• TASK OBJECTIVE:
Select the lines that contain "structured" and copy each of them.

• DATA FOR THE TASK:

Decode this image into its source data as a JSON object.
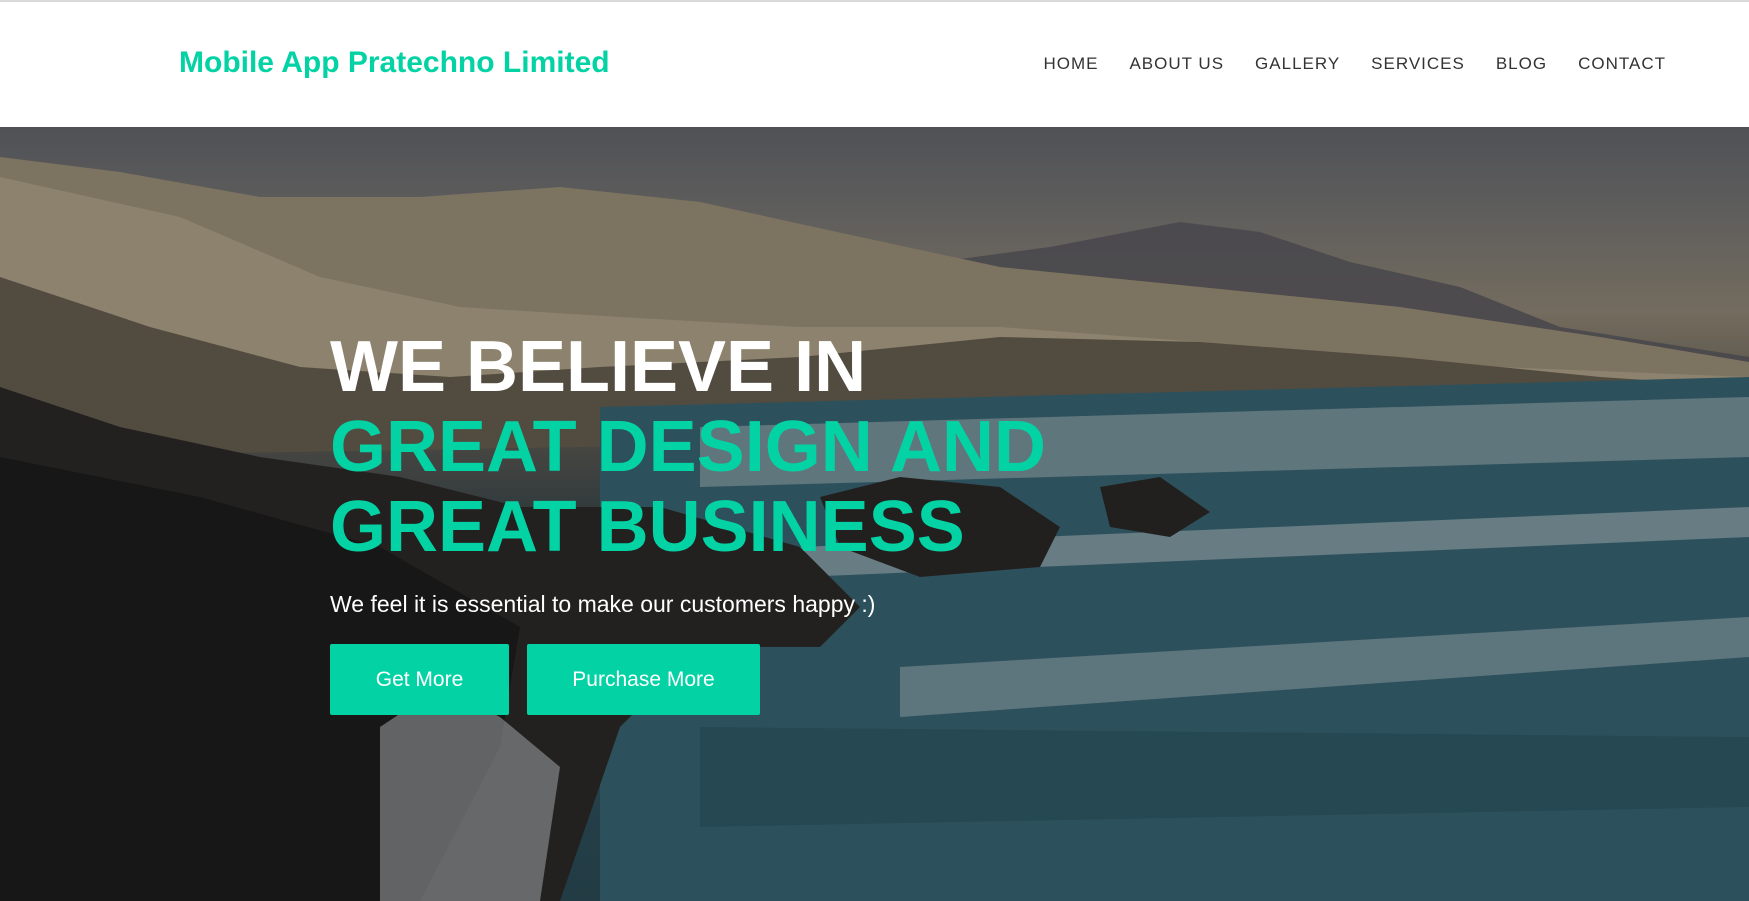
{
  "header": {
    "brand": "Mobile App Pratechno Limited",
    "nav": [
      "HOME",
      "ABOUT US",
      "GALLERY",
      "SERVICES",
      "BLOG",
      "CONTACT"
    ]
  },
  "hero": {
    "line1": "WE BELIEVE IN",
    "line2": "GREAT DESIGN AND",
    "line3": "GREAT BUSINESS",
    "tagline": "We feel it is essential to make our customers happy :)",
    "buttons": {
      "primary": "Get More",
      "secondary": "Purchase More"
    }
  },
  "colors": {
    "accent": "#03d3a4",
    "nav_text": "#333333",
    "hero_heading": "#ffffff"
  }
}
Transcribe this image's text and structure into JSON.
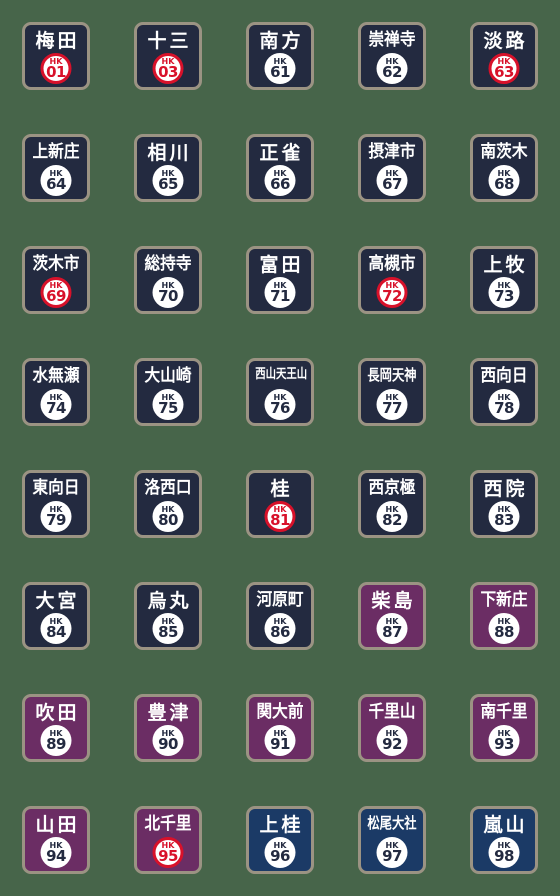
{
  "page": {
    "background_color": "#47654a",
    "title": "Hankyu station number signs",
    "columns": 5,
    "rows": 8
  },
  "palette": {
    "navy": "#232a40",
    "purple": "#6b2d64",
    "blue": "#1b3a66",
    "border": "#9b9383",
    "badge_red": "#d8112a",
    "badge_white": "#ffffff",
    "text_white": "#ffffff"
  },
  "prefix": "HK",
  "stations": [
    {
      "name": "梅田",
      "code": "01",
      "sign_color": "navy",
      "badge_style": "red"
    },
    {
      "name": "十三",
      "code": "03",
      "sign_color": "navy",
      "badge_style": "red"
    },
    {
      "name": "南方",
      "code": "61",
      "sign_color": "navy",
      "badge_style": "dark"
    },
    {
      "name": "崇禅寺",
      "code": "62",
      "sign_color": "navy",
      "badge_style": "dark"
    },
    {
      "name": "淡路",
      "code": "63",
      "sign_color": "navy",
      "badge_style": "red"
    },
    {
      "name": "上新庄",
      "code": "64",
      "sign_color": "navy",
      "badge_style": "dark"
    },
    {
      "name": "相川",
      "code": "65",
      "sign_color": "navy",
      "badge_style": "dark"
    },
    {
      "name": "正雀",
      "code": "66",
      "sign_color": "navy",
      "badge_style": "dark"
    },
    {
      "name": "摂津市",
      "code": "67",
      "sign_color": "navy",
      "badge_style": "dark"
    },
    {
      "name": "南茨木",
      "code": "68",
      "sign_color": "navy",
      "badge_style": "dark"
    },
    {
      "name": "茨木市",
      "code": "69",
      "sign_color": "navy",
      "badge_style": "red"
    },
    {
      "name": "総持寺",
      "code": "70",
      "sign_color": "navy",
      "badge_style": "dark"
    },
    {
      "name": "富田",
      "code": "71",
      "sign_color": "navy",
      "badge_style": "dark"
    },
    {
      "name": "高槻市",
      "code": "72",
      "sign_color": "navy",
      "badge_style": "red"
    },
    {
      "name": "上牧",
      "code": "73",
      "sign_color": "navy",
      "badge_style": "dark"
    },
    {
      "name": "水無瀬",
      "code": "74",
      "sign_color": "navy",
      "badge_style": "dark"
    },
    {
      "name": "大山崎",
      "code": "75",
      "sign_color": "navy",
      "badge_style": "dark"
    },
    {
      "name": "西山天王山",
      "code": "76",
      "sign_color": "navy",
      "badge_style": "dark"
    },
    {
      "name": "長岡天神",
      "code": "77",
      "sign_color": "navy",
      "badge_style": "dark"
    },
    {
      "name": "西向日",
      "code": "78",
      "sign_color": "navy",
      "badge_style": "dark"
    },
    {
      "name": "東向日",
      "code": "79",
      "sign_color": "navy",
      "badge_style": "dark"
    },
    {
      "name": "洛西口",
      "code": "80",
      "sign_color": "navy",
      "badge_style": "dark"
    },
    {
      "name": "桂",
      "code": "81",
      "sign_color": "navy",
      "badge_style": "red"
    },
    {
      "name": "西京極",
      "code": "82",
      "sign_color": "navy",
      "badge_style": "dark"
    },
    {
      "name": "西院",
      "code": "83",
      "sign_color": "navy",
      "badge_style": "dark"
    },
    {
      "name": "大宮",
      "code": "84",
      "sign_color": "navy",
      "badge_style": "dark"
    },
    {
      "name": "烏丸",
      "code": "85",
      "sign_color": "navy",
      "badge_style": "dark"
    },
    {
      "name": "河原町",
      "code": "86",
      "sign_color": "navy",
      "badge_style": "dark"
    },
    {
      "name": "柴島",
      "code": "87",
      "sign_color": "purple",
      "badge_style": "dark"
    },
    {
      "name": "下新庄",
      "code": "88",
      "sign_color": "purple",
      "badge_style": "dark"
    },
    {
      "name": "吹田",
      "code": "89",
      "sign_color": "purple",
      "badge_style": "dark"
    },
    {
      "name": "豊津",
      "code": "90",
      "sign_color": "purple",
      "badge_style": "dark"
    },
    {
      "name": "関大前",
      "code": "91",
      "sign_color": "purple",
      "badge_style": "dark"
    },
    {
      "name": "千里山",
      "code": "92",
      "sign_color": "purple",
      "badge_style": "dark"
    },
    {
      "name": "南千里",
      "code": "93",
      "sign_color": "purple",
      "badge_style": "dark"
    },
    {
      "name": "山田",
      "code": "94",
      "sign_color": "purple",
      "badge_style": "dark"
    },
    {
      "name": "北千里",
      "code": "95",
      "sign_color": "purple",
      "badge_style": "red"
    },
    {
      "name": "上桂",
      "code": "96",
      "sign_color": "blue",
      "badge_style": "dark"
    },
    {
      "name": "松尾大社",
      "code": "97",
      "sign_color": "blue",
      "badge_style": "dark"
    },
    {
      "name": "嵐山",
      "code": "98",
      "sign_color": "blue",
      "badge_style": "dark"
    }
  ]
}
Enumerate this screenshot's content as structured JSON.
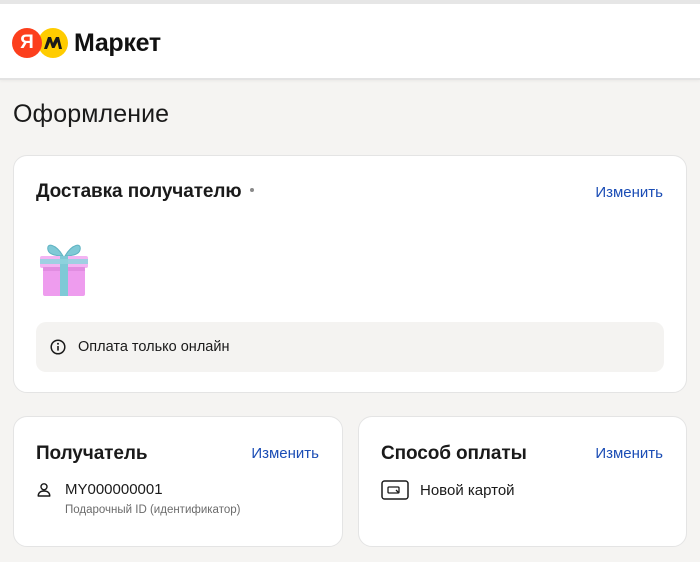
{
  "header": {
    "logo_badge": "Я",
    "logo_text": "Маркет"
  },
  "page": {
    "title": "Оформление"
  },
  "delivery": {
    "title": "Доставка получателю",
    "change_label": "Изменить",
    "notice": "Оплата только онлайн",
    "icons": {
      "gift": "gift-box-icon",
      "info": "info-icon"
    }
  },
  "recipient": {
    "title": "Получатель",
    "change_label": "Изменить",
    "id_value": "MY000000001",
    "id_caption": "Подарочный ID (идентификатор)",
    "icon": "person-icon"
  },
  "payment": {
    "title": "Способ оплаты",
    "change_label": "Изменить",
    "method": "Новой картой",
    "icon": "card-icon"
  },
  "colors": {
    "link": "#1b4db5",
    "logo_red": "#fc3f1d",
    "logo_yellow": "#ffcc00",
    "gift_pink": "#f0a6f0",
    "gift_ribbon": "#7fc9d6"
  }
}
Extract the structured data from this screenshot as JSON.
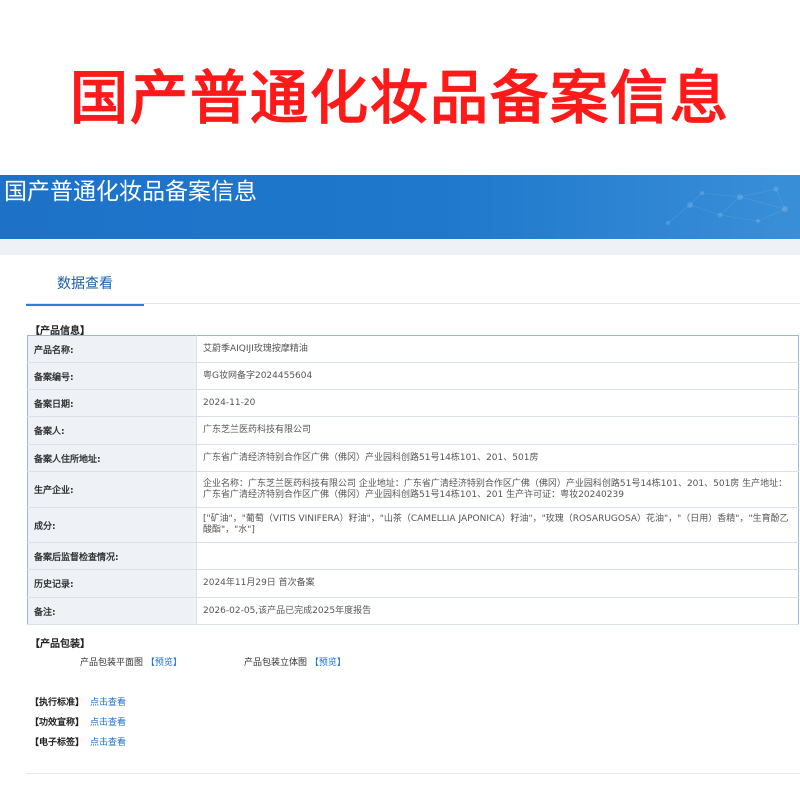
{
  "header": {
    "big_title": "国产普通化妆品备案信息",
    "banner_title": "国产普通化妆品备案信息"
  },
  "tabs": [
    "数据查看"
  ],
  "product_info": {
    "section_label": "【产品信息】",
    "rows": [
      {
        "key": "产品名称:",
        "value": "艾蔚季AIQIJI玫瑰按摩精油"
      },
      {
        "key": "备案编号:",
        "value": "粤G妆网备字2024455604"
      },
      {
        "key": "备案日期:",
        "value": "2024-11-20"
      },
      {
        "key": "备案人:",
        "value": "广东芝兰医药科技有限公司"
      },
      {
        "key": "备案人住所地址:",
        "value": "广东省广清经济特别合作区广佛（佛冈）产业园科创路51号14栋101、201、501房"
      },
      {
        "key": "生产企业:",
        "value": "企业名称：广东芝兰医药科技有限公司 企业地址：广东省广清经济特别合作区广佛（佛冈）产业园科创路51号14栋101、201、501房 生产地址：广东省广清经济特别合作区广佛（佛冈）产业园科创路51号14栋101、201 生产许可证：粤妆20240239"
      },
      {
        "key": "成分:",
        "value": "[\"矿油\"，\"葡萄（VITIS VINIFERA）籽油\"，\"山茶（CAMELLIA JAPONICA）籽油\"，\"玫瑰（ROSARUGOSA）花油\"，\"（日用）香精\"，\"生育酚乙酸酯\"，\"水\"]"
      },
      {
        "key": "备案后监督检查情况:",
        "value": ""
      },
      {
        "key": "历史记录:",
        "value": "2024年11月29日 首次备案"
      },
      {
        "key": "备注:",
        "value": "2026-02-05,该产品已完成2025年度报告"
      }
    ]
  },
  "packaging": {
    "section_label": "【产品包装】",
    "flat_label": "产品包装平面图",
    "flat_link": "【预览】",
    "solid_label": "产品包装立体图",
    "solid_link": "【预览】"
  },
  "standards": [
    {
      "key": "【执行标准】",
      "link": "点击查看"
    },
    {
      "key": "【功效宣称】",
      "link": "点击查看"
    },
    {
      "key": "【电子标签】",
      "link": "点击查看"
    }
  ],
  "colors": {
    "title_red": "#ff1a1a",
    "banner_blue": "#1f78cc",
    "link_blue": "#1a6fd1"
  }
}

• RESULT:
Enumerate this screenshot's content as structured JSON.
Extract the structured data from this screenshot as JSON.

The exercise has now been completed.